**WHAT IS BEING ASKED**.
Filter the listing below, copying every line in which the word "وادارکردن" appears.

**SOURCE MATERIAL**.
/---

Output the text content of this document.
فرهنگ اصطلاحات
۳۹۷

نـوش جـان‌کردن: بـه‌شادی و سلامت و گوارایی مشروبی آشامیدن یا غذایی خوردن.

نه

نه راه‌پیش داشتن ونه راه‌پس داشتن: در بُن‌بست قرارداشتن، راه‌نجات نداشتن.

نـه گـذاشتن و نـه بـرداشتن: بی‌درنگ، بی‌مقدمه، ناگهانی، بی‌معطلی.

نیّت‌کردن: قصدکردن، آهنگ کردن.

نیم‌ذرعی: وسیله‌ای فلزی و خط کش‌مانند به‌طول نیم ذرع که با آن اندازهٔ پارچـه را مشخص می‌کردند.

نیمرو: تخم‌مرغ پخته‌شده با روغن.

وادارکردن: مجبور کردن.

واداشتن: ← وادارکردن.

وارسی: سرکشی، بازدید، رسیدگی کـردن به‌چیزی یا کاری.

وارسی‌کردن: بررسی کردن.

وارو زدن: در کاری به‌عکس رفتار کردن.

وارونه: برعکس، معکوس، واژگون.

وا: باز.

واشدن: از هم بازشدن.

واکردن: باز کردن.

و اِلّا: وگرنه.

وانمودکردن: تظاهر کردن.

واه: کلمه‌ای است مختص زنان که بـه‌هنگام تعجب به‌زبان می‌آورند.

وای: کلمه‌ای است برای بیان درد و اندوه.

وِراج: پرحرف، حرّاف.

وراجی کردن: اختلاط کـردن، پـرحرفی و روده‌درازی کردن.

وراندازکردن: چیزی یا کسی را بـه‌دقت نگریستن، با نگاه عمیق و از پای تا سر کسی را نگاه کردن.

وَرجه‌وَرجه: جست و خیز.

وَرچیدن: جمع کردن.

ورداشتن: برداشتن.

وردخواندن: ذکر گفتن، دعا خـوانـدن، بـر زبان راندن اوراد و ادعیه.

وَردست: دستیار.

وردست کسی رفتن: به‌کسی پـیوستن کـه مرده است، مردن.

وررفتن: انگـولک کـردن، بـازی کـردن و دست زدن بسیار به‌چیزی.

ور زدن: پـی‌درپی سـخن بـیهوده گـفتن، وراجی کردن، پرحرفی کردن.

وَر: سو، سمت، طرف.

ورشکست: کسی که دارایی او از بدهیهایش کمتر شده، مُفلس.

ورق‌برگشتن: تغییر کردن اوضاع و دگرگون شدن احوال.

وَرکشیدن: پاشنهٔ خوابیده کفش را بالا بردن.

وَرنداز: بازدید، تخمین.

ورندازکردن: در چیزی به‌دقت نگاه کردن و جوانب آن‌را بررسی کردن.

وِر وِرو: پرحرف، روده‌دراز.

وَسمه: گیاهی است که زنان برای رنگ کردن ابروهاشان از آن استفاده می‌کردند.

\---

**THE RESPONSE**.
وادارکردن: مجبور کردن.
واداشتن: ← وادارکردن.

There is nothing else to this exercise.